From the text on service-learning at UC Berkeley, list every campus-wide service initiative it names as closely linked with the service-learning activities that SLRDC facilitates.

■ Document
========

Service-learning is tied to a number of important teaching and learning initiatives on campus including the Freshman Seminar Program and capstone experiences.   As a part of UC Berkeley’s recent Western Association of Schools and Colleges (WASC) accreditation report, service-learning was highlighted as a pedagogy that can help maximize teaching effectiveness across the campus.  Currently, service-learning (through SLRDC) is represented on the campus-wide Council of Academic Partners (CAP). CAP is composed of representatives from key teaching units who provide recommendations for advancing faculty and departmental support for the continued advancement of teaching and learning at UC Berkeley.

 

The service-learning activities facilitated by SLRDC are closely linked with other campus-wide service initiatives including K-12 educational advancement initiatives, various campus/community partnerships, and most importantly, the work of the Cal Corps Public Service Center.  Since its establishment, SLRDC has taken advantage of the expertise and resources that are available through Cal Corps by working with the Cal Corps staff on connecting faculty members with community agencies.

 

It should be noted that organizational structure for service-learning at UC Berkeley is unique.  The campus-wide service-learning advancement activities are housed within an academic unit (SLRDC) that serves primary as a research center. The center conducts investigative research on the impacts of service-learning on teaching, learning, and schooling at all levels of education.  As the nation’s first university-based research center for service-learning, SLRDC, under the direction of Education professor Andy Furco, has completed more than two dozen research studies on service-learning.   In 2001, the center served as the inaugural host of the first Annual International Conference on Service-Learning Conference, and is currently the site for the Spencer Foundation-funded National Service-Learning and Civic Engagement Research Directory (http://gse.berkeley.edu/research/slrdc/resdirectory/).  The ties to an academic department (Education) and to ongoing civic-focused, educational research activities have been cited by faculty members as being important in helping to legitimize the academic and educational components of service-learning.

 

 

 

 (B) Specific Information

In 1999, the Faculty Policy Committee on Service-Learning completed a strategic plan for advancing academic service-learning at UC Berkeley.  The plan calls for the establishment of at least one service-learning opportunity in every department on campus.

========

■ Data extract
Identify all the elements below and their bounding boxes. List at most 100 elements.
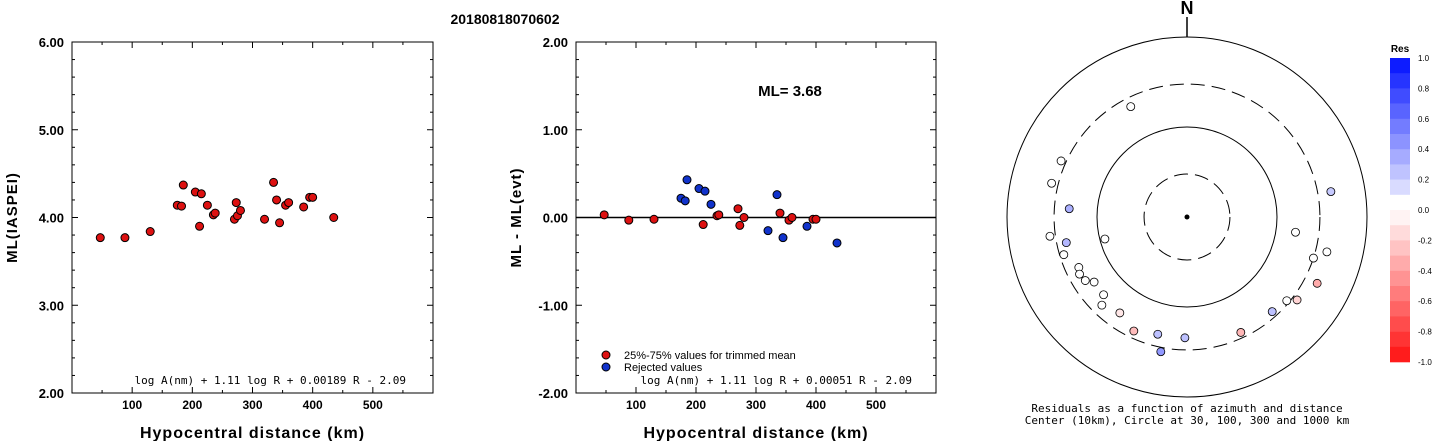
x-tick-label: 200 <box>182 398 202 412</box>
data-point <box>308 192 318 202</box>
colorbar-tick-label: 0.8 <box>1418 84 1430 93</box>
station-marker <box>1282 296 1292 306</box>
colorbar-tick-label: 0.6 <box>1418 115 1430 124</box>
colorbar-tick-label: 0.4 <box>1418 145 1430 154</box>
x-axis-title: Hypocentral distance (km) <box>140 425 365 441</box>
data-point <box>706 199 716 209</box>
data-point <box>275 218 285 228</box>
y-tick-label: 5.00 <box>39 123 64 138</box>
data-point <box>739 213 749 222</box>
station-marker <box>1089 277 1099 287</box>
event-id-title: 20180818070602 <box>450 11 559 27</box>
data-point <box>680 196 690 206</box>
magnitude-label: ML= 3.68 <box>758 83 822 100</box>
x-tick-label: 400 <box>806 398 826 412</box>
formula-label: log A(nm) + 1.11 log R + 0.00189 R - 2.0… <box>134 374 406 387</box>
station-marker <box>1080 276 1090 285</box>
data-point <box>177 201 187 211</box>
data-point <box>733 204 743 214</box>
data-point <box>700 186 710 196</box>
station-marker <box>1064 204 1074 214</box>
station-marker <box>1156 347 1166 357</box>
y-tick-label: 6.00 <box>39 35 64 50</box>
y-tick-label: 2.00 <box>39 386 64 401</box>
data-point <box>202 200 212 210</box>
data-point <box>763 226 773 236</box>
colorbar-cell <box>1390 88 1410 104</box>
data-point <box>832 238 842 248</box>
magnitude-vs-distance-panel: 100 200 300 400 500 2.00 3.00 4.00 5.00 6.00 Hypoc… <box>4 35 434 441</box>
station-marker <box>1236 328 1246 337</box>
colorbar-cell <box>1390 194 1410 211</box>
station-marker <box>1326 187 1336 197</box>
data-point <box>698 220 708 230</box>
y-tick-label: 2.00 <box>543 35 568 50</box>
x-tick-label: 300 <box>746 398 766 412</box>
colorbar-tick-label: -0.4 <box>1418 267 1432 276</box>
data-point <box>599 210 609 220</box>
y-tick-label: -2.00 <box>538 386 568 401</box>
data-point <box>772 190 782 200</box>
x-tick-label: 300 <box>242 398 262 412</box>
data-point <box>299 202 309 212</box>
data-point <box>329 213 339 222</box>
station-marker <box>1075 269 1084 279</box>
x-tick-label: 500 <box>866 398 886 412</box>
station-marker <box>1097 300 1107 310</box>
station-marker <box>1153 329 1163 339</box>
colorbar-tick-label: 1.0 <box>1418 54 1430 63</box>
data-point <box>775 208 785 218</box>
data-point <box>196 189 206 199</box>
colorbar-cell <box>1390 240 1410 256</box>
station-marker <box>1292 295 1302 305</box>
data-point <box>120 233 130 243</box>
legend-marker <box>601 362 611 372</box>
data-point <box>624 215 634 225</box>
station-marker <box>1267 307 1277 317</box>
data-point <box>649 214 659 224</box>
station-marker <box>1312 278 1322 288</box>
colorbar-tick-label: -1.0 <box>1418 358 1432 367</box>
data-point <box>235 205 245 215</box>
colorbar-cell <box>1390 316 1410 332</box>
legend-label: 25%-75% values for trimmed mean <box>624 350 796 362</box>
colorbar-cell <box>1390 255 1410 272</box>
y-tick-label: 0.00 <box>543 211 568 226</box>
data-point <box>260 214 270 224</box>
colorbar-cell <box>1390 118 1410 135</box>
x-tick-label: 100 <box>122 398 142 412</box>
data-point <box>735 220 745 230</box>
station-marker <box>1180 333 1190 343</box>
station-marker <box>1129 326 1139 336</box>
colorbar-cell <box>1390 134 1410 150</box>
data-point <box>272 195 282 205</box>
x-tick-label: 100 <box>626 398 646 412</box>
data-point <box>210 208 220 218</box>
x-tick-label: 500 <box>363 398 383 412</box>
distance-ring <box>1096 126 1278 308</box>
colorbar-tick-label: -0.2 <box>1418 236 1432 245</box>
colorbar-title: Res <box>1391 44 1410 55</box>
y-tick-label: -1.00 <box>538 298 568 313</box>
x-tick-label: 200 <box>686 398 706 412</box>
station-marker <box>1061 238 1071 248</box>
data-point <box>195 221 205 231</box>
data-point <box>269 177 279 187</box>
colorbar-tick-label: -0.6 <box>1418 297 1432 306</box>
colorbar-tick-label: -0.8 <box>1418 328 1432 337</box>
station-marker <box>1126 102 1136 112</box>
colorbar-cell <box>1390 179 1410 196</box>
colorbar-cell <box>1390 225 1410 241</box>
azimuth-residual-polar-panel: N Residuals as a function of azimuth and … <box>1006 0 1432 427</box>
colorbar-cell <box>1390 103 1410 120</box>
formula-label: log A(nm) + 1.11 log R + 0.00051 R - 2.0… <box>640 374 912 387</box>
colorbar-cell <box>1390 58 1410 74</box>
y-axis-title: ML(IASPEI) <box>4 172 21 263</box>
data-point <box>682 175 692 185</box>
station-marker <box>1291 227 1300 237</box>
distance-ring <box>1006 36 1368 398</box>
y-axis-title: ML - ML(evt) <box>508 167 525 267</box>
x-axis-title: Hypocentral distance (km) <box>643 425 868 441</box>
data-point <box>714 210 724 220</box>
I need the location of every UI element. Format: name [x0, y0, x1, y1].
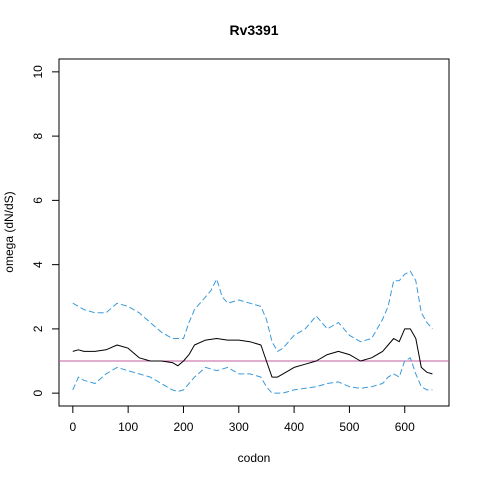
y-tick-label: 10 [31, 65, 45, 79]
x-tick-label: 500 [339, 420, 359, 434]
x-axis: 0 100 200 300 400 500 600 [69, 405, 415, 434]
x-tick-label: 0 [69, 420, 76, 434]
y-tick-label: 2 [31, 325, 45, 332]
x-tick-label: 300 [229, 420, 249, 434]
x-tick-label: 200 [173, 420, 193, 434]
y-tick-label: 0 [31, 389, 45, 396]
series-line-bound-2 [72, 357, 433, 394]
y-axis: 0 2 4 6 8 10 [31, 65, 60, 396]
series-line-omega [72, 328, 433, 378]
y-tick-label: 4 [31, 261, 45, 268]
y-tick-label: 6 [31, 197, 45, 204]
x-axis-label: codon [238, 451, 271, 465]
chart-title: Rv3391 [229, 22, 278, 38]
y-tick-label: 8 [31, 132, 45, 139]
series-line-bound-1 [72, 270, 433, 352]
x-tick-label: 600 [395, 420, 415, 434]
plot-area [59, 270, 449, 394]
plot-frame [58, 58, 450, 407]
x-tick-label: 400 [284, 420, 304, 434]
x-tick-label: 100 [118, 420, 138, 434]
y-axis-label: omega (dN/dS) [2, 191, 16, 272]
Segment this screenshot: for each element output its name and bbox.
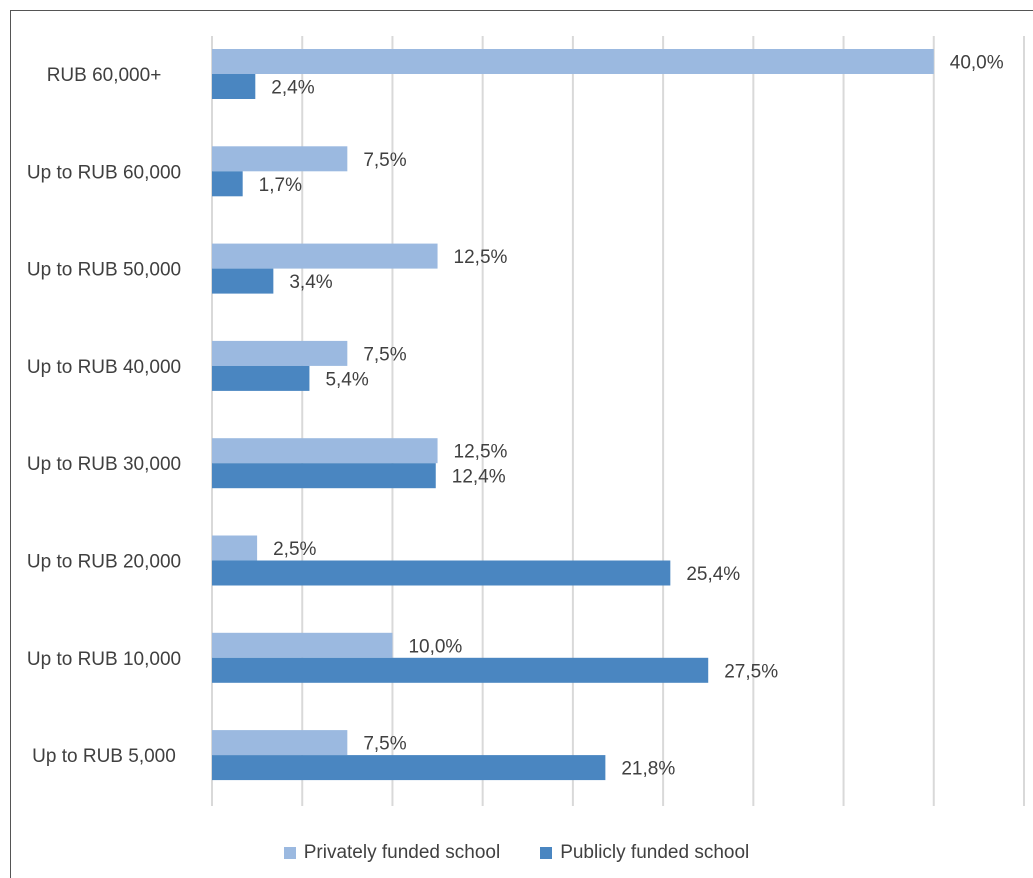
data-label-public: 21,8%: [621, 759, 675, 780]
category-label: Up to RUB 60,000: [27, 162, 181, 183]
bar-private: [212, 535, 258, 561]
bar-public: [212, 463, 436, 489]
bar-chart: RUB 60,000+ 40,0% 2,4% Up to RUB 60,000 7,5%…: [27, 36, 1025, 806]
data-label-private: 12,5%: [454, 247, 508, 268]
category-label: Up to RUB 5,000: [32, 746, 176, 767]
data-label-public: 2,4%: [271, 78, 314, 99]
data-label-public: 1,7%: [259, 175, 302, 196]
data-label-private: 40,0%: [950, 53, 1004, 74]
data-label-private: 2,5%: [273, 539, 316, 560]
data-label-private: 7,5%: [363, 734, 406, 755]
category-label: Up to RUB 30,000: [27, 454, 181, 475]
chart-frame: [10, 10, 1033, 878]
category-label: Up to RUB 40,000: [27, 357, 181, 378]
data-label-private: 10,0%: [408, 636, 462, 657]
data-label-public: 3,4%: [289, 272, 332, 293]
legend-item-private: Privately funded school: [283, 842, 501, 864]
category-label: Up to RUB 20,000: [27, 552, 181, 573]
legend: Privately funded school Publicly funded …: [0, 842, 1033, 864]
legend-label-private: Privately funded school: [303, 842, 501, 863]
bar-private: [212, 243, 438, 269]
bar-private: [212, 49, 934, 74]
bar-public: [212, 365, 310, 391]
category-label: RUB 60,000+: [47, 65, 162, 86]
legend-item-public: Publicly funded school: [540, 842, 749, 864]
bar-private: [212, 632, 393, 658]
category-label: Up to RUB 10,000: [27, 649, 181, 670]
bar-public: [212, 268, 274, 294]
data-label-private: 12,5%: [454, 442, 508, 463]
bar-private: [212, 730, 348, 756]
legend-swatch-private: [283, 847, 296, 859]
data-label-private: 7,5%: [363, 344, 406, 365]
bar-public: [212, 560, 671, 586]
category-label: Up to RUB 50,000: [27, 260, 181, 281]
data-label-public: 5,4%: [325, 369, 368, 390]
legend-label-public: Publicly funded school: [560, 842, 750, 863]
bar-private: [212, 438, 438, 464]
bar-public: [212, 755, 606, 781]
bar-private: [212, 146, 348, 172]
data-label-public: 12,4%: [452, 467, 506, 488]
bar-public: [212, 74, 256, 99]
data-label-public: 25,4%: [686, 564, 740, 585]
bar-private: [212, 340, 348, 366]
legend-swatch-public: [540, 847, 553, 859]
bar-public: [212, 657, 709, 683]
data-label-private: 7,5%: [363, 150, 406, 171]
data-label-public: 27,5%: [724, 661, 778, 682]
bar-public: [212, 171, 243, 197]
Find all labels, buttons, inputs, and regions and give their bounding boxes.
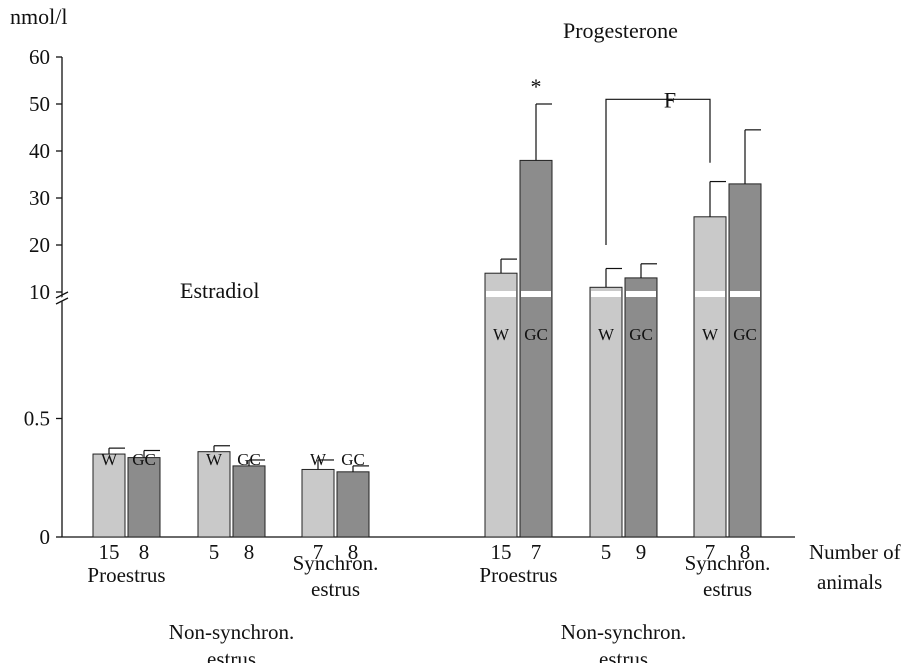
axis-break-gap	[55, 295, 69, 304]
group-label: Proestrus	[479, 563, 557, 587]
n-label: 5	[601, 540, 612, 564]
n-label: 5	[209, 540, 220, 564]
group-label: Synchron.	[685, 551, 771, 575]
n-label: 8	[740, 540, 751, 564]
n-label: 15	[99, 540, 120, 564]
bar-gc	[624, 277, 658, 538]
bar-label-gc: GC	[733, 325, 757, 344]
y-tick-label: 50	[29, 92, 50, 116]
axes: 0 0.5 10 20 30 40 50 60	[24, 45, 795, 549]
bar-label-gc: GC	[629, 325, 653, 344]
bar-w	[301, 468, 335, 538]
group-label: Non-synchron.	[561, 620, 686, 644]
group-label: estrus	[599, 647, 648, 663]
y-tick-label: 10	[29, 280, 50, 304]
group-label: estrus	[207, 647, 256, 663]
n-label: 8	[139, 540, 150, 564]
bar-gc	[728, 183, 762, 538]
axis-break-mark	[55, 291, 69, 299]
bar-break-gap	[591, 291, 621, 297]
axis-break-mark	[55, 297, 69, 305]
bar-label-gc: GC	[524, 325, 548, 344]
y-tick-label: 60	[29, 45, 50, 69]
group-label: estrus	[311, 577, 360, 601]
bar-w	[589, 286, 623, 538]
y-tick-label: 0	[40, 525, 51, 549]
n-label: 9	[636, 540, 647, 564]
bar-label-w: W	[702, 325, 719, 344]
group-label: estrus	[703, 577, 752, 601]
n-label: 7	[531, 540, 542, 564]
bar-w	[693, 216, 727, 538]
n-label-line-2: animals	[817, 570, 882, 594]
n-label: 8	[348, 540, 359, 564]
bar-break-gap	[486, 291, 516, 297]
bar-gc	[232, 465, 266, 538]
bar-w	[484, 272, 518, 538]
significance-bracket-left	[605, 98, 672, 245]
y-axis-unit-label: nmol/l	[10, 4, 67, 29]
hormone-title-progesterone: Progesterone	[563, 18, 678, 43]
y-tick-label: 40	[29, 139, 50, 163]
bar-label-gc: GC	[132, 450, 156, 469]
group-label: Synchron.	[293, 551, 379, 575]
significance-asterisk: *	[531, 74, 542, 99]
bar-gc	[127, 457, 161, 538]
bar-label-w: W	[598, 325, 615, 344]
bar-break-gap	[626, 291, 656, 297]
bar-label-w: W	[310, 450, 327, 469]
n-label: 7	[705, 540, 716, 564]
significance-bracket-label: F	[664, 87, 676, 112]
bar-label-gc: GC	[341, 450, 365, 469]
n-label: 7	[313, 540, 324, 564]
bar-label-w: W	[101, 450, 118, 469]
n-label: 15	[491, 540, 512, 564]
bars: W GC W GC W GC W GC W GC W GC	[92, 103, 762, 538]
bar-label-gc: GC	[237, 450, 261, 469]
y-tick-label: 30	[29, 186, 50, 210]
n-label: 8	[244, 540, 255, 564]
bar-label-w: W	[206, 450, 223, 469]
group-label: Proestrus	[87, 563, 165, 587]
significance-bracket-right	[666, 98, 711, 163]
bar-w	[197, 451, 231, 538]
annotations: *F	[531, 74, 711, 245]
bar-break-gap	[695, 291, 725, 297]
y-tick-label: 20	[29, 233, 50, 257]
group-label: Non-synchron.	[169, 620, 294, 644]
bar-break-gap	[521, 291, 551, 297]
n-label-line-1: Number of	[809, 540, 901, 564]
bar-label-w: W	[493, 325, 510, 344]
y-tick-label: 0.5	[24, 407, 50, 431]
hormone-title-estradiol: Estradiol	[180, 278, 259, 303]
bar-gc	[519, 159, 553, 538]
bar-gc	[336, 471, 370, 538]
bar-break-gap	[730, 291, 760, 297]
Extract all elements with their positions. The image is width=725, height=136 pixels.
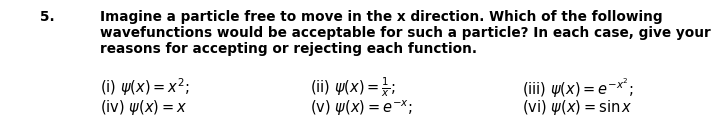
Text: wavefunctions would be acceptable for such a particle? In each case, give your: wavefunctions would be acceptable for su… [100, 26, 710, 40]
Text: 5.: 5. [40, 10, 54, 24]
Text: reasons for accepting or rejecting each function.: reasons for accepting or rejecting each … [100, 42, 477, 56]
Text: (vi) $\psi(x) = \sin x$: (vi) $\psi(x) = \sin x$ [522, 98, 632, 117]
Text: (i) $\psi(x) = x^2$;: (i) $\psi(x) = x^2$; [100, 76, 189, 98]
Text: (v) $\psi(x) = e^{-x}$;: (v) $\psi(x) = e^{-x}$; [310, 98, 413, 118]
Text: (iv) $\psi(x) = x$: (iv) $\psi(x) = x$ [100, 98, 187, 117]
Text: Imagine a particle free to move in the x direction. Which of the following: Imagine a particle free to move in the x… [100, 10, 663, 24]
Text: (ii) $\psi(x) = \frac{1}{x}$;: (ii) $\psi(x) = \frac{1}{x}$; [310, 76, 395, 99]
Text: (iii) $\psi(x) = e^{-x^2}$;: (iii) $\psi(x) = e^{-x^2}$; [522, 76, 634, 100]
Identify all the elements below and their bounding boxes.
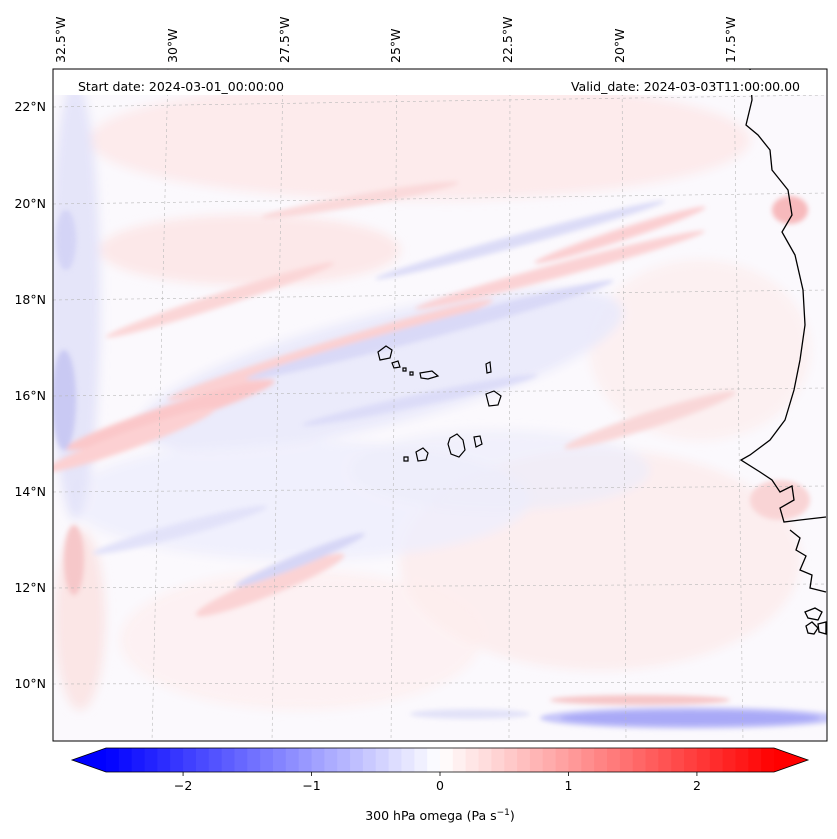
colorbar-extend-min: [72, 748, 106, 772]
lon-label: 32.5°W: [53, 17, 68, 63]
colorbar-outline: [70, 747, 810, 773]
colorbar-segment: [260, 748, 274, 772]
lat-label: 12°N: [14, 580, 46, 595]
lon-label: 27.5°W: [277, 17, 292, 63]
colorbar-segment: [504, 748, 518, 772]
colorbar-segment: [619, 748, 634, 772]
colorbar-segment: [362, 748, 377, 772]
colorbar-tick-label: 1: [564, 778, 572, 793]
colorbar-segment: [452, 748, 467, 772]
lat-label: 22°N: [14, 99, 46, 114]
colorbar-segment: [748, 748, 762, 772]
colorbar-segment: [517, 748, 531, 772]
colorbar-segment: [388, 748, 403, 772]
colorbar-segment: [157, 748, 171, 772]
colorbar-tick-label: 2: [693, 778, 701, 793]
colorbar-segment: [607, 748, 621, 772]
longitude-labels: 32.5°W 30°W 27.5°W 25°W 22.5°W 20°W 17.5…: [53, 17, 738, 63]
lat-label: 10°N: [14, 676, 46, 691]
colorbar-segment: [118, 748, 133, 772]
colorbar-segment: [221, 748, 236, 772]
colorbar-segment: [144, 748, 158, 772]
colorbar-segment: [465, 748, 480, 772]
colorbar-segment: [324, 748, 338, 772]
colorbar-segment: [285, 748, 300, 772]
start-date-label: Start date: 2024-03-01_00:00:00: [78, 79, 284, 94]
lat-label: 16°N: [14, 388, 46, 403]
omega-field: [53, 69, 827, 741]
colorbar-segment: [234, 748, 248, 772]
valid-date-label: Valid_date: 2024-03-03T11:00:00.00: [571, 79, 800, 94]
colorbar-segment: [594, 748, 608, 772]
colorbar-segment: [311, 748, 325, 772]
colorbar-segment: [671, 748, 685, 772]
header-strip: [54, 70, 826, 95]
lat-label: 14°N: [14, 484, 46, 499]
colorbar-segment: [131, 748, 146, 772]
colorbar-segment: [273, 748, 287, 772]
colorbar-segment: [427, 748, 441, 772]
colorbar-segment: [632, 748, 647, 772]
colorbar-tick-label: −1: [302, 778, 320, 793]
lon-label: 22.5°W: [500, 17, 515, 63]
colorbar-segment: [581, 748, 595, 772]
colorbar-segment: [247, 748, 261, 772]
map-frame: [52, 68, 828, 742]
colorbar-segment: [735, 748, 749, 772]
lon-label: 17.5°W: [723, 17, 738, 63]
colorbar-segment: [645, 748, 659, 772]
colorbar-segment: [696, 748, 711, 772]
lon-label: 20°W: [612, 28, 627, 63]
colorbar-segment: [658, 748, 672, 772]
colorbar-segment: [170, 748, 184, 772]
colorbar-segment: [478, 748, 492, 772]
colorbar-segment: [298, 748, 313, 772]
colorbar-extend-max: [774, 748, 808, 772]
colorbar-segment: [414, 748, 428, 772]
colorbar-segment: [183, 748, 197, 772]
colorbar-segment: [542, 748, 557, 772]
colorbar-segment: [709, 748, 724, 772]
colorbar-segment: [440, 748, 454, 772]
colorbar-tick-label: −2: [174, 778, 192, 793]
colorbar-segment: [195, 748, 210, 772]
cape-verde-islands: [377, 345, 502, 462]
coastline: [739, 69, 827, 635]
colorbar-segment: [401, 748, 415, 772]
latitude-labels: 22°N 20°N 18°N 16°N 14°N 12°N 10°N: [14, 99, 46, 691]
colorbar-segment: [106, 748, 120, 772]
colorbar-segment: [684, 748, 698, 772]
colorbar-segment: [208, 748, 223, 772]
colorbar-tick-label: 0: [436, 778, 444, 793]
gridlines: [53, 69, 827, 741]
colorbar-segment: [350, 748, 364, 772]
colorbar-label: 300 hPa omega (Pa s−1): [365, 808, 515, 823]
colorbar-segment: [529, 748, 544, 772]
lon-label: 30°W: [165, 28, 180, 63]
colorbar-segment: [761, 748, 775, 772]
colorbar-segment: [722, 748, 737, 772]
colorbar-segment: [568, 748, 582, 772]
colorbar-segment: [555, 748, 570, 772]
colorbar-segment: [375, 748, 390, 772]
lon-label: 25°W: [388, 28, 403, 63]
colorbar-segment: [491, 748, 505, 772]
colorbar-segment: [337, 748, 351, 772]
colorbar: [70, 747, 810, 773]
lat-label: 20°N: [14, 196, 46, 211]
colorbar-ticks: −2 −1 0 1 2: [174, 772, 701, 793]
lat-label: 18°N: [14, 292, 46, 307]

========

■ Full solution
- K-12 educational advancement initiatives
- Various campus/community partnerships
- The work of the Cal Corps Public Service Center